>> BEGIN SUPPLIED ENTRIES
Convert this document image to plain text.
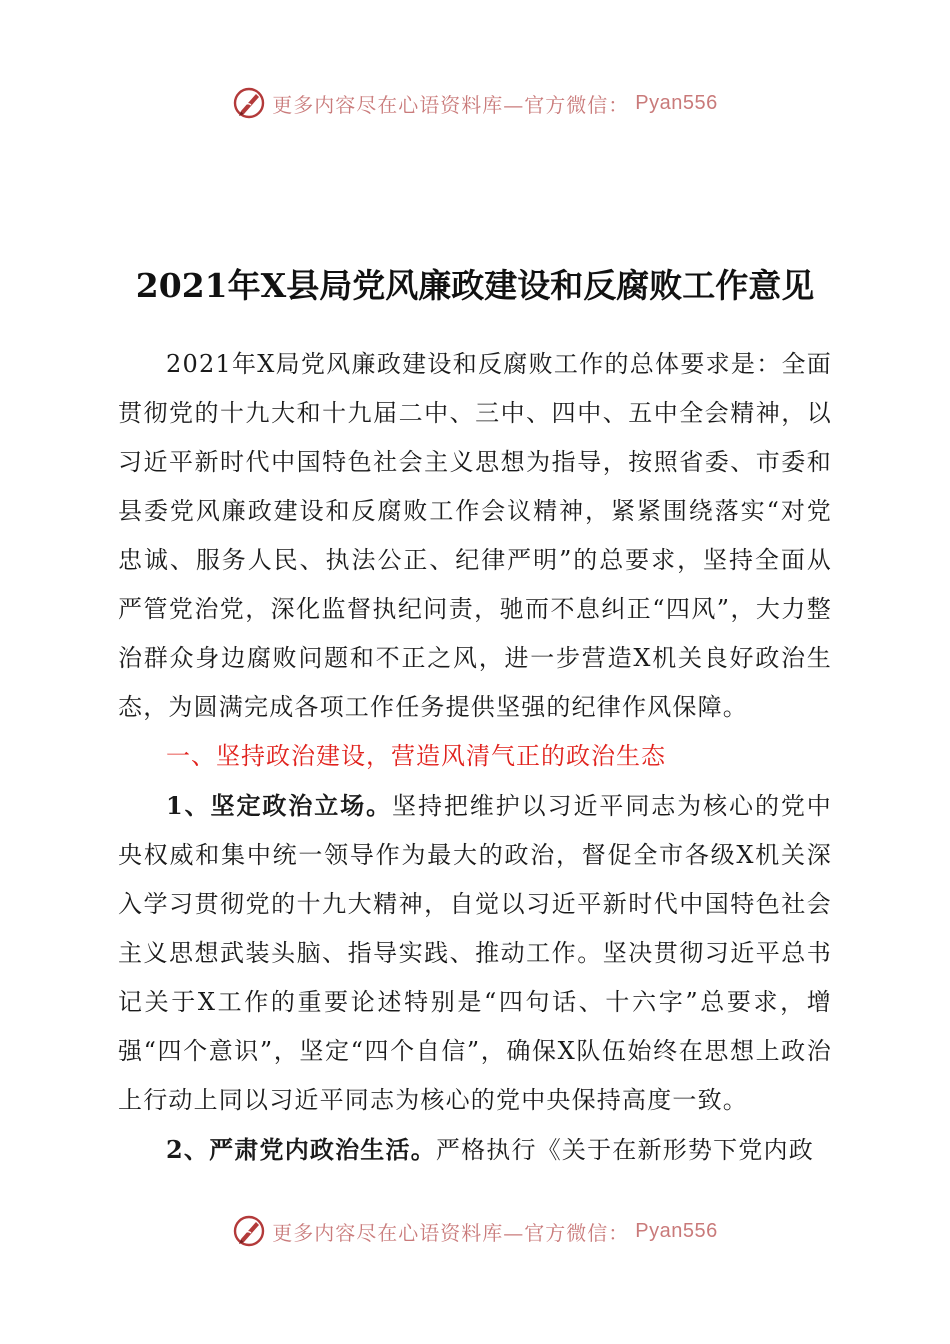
更多内容尽在心语资料库—官方微信： Pyan556
2021年X县局党风廉政建设和反腐败工作意见

2021年X局党风廉政建设和反腐败工作的总体要求是：全面贯彻党的十九大和十九届二中、三中、四中、五中全会精神，以习近平新时代中国特色社会主义思想为指导，按照省委、市委和县委党风廉政建设和反腐败工作会议精神，紧紧围绕落实“对党忠诚、服务人民、执法公正、纪律严明”的总要求，坚持全面从严管党治党，深化监督执纪问责，驰而不息纠正“四风”，大力整治群众身边腐败问题和不正之风，进一步营造X机关良好政治生态，为圆满完成各项工作任务提供坚强的纪律作风保障。

一、坚持政治建设，营造风清气正的政治生态

1、坚定政治立场。坚持把维护以习近平同志为核心的党中央权威和集中统一领导作为最大的政治，督促全市各级X机关深入学习贯彻党的十九大精神，自觉以习近平新时代中国特色社会主义思想武装头脑、指导实践、推动工作。坚决贯彻习近平总书记关于X工作的重要论述特别是“四句话、十六字”总要求，增强“四个意识”，坚定“四个自信”，确保X队伍始终在思想上政治上行动上同以习近平同志为核心的党中央保持高度一致。

2、严肃党内政治生活。严格执行《关于在新形势下党内政

更多内容尽在心语资料库—官方微信： Pyan556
>> END SUPPLIED ENTRIES
Reproduce all the records verbatim, excluding images.

Convert this document image to plain text.
更多内容尽在心语资料库—官方微信： Pyan556
2021年X县局党风廉政建设和反腐败工作意见

2021年X局党风廉政建设和反腐败工作的总体要求是：全面贯彻党的十九大和十九届二中、三中、四中、五中全会精神，以习近平新时代中国特色社会主义思想为指导，按照省委、市委和县委党风廉政建设和反腐败工作会议精神，紧紧围绕落实“对党忠诚、服务人民、执法公正、纪律严明”的总要求，坚持全面从严管党治党，深化监督执纪问责，驰而不息纠正“四风”，大力整治群众身边腐败问题和不正之风，进一步营造X机关良好政治生态，为圆满完成各项工作任务提供坚强的纪律作风保障。

一、坚持政治建设，营造风清气正的政治生态

1、坚定政治立场。坚持把维护以习近平同志为核心的党中央权威和集中统一领导作为最大的政治，督促全市各级X机关深入学习贯彻党的十九大精神，自觉以习近平新时代中国特色社会主义思想武装头脑、指导实践、推动工作。坚决贯彻习近平总书记关于X工作的重要论述特别是“四句话、十六字”总要求，增强“四个意识”，坚定“四个自信”，确保X队伍始终在思想上政治上行动上同以习近平同志为核心的党中央保持高度一致。

2、严肃党内政治生活。严格执行《关于在新形势下党内政

更多内容尽在心语资料库—官方微信： Pyan556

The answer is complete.